_Raw data_:
>>>>>

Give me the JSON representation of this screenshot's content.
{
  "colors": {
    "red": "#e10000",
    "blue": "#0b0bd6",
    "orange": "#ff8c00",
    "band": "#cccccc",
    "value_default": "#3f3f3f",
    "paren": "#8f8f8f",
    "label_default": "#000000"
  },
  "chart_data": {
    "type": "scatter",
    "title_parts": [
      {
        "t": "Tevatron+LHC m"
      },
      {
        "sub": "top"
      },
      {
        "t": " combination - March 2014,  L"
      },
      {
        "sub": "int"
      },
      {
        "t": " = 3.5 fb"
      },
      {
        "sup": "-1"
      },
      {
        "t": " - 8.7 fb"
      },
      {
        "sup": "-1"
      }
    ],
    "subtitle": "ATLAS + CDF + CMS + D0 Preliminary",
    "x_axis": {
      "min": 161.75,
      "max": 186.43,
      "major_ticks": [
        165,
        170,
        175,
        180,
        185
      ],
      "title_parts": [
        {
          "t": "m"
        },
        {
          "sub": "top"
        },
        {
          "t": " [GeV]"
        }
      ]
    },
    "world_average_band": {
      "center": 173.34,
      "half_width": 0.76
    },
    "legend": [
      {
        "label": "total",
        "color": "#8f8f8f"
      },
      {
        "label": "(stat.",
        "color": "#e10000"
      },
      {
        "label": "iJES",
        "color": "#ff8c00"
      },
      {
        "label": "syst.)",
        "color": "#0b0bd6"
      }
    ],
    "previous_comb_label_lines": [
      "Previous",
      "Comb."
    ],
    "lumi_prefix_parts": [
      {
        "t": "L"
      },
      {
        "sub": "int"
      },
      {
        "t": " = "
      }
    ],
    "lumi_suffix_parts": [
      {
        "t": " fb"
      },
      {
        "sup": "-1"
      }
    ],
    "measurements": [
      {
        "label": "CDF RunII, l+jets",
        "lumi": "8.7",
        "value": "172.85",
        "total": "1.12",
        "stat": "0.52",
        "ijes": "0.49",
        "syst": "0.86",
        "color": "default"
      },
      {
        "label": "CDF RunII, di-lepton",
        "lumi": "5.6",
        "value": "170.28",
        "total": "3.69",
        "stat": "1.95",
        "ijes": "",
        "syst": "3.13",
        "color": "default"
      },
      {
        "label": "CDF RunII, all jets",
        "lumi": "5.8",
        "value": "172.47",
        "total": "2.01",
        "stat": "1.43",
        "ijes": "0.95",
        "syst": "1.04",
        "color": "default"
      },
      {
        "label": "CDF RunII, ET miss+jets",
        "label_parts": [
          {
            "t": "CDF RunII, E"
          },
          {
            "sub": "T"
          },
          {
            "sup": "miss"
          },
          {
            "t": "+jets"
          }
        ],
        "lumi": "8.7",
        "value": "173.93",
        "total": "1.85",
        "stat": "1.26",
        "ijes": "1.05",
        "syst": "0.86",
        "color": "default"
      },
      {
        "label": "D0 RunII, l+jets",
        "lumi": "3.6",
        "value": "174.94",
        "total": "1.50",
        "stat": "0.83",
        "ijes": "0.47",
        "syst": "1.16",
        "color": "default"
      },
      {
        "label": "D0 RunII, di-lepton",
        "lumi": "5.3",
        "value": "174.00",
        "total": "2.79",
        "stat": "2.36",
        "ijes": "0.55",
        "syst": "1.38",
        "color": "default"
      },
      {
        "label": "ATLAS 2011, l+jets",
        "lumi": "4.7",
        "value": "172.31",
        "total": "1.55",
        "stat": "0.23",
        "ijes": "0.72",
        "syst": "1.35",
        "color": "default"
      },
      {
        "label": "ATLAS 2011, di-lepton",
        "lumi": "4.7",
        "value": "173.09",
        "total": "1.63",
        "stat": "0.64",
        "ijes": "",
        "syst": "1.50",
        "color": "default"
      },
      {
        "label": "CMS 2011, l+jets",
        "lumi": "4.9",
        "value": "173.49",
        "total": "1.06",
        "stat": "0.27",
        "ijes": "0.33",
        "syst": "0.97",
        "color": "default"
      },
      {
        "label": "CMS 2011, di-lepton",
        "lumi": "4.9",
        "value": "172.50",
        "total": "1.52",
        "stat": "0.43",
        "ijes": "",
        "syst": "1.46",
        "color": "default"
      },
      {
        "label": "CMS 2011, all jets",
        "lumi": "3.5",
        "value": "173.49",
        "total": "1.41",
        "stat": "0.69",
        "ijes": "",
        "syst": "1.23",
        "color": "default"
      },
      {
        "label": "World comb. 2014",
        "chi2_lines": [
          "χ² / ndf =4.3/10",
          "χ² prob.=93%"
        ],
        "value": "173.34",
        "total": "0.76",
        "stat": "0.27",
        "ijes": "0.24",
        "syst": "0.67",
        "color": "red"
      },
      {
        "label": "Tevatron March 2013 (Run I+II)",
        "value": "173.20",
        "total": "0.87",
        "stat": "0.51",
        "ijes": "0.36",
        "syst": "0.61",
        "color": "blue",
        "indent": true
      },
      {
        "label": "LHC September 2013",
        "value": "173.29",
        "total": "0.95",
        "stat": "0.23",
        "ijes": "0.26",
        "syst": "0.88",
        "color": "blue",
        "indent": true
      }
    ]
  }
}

<<<<<

_Work instructions_: Return each line of the data that contains the string "lepton".

_Output below_:
        "label": "CDF RunII, di-lepton",
        "label": "D0 RunII, di-lepton",
        "label": "ATLAS 2011, di-lepton",
        "label": "CMS 2011, di-lepton",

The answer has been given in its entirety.